__Required work__
Extract every line where the string "that" appears.

BEGIN Material provided

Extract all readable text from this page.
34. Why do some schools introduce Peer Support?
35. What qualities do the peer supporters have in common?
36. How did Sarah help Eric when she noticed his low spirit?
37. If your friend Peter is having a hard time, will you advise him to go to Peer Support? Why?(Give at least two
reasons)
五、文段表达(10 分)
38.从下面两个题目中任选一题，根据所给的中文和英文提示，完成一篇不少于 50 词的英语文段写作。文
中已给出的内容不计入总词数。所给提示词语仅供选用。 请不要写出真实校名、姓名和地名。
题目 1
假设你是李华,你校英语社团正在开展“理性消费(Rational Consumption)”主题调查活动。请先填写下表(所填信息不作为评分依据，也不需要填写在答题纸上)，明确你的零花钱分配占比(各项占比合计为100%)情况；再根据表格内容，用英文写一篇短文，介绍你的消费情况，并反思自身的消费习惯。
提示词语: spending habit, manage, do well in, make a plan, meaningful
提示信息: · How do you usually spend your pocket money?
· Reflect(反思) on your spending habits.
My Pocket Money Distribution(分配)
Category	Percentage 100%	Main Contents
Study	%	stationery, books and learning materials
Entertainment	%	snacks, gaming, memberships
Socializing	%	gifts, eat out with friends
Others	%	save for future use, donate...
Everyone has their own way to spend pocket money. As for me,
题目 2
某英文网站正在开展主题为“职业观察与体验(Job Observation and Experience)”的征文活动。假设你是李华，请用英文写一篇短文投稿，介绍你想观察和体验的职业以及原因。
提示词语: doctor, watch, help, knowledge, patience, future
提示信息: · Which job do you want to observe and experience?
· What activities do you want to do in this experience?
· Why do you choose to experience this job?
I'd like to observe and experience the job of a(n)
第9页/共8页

END Material provided
BEGIN Material provided

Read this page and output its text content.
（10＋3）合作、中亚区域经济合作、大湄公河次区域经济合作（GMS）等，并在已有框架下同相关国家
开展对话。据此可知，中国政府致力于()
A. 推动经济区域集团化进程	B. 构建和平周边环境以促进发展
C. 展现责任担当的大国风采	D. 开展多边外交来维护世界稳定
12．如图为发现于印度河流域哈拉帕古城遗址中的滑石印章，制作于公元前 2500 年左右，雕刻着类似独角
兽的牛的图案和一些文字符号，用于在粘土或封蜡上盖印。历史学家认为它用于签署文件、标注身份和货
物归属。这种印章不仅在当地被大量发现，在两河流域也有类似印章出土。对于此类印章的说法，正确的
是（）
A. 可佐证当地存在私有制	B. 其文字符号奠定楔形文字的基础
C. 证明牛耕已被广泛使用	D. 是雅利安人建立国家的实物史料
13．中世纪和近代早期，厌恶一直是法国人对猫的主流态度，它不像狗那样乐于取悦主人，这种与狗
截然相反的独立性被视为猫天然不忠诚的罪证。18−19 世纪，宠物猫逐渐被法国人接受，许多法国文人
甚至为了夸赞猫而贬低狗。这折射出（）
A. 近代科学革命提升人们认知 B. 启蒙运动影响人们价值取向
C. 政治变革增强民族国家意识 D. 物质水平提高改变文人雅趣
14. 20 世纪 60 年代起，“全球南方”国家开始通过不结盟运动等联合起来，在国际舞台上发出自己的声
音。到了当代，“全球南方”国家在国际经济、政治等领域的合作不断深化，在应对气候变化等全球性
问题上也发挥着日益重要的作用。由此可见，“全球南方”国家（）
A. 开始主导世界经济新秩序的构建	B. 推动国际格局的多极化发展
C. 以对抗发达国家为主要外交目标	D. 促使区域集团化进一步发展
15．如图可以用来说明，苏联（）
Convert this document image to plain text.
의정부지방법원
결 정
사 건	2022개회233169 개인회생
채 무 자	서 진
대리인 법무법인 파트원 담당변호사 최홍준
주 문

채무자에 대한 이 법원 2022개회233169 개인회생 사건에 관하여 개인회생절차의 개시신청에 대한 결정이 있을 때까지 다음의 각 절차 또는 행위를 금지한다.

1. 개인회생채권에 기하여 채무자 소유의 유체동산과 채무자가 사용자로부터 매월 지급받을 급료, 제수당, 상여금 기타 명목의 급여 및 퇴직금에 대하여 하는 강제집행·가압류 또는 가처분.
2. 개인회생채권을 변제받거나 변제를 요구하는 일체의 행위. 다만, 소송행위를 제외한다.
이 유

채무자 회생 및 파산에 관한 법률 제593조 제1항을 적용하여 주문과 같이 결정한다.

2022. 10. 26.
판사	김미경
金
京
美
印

END Material provided
BEGIN Material provided

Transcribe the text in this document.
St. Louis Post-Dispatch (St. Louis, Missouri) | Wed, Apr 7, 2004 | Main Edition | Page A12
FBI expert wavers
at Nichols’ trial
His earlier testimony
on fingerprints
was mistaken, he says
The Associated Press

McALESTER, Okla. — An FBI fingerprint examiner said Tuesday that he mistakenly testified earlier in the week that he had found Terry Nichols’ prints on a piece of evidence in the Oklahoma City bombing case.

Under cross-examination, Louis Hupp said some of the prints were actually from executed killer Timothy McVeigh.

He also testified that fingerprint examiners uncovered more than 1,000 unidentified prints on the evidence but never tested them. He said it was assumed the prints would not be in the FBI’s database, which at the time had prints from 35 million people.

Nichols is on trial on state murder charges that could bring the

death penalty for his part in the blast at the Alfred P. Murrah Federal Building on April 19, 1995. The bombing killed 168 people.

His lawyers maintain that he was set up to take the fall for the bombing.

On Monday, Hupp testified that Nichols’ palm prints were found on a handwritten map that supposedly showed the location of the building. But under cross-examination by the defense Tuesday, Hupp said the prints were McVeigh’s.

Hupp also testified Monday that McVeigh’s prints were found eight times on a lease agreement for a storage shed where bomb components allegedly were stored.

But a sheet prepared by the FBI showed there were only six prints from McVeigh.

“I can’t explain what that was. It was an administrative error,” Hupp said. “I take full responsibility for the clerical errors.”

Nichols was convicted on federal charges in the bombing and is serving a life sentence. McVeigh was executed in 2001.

END Material provided

__Solution to this task__
McALESTER, Okla. — An FBI fingerprint examiner said Tuesday that he mistakenly testified earlier in the week that he had found Terry Nichols’ prints on a piece of evidence in the Oklahoma City bombing case.
He also testified that fingerprint examiners uncovered more than 1,000 unidentified prints on the evidence but never tested them. He said it was assumed the prints would not be in the FBI’s database, which at the time had prints from 35 million people.
Nichols is on trial on state murder charges that could bring the
His lawyers maintain that he was set up to take the fall for the bombing.
On Monday, Hupp testified that Nichols’ palm prints were found on a handwritten map that supposedly showed the location of the building. But under cross-examination by the defense Tuesday, Hupp said the prints were McVeigh’s.
Hupp also testified Monday that McVeigh’s prints were found eight times on a lease agreement for a storage shed where bomb components allegedly were stored.
“I can’t explain what that was. It was an administrative error,” Hupp said. “I take full responsibility for the clerical errors.”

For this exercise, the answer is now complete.